Within this material, how many lines have the string "Close" in them? The answer is a number, with nothing added.

══ Listed entries

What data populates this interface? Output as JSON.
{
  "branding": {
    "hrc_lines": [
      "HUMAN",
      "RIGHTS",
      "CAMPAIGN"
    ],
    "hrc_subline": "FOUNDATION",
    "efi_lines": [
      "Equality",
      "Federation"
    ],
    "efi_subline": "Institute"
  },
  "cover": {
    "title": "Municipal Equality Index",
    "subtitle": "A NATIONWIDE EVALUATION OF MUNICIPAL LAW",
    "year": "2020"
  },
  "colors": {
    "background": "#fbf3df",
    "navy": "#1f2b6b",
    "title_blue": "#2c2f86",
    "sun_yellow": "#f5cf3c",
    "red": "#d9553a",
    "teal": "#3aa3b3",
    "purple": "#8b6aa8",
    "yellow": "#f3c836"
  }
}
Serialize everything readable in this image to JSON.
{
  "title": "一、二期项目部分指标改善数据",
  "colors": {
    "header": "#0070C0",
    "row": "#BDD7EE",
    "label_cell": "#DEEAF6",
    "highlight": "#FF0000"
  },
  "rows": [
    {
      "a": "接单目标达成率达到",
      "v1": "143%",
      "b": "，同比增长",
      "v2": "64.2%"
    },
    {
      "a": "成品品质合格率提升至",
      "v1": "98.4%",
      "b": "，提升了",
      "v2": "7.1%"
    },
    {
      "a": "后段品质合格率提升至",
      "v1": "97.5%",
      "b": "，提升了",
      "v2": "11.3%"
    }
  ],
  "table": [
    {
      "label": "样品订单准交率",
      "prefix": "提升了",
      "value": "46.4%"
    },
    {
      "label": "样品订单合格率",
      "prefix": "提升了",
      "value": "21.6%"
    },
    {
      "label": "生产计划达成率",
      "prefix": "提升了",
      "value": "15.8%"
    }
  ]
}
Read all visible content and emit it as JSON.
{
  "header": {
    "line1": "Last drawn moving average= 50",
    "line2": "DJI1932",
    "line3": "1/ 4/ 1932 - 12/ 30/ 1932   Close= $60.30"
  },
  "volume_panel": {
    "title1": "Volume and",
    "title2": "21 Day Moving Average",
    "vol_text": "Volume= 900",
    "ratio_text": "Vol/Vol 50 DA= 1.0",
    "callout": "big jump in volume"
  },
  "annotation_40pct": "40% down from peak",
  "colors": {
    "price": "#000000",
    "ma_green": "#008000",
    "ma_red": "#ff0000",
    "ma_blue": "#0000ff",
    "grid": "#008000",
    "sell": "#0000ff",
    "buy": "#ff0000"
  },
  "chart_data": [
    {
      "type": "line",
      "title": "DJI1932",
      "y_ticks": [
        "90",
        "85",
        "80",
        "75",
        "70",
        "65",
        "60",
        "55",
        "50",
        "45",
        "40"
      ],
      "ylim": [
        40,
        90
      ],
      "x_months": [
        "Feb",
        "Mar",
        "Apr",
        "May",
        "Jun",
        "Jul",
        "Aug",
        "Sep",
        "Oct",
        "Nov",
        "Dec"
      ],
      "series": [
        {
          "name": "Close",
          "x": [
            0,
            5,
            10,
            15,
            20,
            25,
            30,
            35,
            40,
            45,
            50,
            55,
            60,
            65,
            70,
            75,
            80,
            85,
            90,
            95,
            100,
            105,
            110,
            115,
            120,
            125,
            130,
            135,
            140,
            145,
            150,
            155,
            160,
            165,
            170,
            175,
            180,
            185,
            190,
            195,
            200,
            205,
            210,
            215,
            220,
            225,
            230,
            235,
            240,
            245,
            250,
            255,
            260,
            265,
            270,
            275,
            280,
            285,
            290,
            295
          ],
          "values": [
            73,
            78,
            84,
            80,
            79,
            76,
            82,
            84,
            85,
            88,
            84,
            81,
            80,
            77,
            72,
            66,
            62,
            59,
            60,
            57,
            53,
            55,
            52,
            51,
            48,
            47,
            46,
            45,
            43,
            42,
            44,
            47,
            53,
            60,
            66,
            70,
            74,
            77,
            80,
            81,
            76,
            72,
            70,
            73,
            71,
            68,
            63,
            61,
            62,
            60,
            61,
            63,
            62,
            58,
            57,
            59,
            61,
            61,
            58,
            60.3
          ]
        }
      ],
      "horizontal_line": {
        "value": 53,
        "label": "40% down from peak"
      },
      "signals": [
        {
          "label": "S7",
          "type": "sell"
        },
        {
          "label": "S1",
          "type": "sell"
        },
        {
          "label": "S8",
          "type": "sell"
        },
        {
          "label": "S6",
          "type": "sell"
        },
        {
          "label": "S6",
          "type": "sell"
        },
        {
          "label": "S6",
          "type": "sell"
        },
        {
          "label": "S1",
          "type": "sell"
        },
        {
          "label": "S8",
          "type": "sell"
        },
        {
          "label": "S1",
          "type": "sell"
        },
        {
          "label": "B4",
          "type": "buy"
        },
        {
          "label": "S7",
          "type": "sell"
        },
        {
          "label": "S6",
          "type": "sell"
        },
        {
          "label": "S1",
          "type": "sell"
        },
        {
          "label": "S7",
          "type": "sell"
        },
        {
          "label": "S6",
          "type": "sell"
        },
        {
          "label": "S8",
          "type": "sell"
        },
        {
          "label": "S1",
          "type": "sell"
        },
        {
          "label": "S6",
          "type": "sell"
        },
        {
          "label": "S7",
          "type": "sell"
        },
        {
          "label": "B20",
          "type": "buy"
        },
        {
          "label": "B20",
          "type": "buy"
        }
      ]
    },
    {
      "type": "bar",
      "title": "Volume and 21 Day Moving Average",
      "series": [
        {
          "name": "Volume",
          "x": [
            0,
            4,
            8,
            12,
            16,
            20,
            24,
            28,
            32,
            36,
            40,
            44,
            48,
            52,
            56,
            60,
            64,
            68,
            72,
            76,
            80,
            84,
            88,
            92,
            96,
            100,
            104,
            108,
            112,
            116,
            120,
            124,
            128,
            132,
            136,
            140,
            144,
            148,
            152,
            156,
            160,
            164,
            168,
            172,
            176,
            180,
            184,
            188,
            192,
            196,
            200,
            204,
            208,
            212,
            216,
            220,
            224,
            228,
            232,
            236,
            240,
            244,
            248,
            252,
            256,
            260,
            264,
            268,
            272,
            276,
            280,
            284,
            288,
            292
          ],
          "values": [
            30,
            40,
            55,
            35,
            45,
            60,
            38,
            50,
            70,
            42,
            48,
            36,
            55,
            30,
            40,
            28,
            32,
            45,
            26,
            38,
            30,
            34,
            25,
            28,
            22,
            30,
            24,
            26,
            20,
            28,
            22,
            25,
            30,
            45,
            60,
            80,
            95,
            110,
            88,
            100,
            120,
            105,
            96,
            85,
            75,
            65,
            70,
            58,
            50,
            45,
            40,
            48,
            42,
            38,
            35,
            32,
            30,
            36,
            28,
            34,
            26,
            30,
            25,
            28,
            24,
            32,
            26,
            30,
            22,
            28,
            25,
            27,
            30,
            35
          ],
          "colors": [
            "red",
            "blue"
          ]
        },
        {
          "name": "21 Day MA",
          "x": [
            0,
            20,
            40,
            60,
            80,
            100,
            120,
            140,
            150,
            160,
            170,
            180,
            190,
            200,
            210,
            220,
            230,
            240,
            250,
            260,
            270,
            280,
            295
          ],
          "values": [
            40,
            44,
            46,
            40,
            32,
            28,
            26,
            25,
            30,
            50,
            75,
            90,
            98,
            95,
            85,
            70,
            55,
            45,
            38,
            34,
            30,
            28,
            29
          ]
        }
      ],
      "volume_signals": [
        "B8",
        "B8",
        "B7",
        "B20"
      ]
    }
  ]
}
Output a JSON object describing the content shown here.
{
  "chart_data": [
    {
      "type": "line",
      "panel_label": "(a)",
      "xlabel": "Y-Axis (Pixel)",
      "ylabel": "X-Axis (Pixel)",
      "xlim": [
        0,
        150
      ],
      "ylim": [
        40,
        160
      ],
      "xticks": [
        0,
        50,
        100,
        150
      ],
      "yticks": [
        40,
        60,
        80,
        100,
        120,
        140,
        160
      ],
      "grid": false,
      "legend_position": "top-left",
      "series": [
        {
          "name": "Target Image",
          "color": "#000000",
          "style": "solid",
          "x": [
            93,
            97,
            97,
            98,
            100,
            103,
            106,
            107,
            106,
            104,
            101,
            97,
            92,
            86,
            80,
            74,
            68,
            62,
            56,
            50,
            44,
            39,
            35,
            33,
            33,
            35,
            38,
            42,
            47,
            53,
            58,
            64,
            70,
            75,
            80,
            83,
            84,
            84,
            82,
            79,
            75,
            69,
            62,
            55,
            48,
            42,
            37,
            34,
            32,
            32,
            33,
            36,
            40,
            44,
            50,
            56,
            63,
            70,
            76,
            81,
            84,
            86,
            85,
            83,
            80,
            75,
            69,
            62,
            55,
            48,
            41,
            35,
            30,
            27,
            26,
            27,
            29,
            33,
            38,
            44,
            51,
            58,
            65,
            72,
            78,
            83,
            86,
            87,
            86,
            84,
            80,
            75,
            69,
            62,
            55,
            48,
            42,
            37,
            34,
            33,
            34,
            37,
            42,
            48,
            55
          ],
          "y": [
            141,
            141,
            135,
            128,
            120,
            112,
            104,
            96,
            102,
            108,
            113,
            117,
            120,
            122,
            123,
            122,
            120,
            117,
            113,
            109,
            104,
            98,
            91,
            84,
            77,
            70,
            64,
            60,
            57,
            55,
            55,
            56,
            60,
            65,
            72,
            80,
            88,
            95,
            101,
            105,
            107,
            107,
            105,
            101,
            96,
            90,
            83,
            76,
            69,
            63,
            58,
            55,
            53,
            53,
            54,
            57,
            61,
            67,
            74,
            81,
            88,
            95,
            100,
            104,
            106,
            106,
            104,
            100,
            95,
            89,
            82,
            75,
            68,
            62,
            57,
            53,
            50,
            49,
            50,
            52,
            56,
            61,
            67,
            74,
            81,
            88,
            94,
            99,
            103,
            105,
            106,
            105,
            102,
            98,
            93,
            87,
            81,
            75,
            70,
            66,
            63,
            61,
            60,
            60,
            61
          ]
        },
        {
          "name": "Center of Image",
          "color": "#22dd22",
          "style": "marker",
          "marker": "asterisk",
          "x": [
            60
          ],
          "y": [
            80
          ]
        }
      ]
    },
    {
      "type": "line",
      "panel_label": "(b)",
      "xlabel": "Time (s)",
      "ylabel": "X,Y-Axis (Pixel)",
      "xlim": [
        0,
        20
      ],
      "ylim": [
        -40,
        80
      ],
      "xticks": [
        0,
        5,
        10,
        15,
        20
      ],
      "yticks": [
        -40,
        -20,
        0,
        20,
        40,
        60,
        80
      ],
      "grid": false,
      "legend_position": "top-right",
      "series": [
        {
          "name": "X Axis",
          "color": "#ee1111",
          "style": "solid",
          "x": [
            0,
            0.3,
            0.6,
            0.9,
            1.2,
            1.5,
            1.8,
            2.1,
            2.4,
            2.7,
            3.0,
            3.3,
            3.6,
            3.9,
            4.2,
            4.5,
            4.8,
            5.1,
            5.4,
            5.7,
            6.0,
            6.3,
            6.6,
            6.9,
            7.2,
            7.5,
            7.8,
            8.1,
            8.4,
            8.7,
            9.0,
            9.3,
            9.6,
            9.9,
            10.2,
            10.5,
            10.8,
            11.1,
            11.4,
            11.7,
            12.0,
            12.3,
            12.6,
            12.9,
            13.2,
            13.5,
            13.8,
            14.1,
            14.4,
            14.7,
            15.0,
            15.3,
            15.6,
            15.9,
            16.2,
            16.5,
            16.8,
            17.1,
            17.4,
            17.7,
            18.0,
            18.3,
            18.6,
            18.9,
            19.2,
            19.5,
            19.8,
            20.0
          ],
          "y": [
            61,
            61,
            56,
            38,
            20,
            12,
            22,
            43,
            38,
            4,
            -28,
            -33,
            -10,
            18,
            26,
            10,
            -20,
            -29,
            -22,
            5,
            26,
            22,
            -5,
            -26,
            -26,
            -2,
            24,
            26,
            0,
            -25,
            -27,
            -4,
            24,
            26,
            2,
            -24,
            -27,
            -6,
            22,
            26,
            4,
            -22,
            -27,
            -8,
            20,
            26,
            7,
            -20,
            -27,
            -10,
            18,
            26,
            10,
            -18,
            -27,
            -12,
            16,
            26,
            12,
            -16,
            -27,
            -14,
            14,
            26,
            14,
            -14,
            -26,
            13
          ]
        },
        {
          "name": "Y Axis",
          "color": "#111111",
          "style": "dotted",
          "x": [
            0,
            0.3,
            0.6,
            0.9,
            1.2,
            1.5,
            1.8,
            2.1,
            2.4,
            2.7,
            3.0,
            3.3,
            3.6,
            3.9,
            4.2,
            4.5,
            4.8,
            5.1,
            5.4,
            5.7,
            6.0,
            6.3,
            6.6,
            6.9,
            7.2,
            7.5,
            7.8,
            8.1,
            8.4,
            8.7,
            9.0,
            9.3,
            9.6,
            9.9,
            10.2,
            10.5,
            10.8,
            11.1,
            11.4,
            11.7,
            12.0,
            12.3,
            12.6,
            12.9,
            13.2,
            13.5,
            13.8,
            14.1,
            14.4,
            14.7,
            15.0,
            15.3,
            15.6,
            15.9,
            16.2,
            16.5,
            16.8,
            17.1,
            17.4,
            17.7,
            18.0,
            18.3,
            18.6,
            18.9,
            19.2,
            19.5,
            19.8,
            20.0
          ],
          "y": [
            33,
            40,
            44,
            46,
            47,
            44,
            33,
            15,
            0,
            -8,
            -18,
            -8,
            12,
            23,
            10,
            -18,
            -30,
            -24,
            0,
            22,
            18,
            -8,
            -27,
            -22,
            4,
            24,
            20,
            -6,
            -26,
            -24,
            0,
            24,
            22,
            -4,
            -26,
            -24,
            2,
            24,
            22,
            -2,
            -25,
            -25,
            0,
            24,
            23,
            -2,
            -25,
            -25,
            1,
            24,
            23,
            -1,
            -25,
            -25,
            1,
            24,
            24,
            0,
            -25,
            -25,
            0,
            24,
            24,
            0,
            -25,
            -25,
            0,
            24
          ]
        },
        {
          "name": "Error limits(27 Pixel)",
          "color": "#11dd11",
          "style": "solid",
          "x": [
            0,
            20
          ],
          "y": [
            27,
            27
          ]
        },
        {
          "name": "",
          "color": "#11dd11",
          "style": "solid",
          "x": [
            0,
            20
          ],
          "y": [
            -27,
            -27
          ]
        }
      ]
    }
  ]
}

════

## Task result
2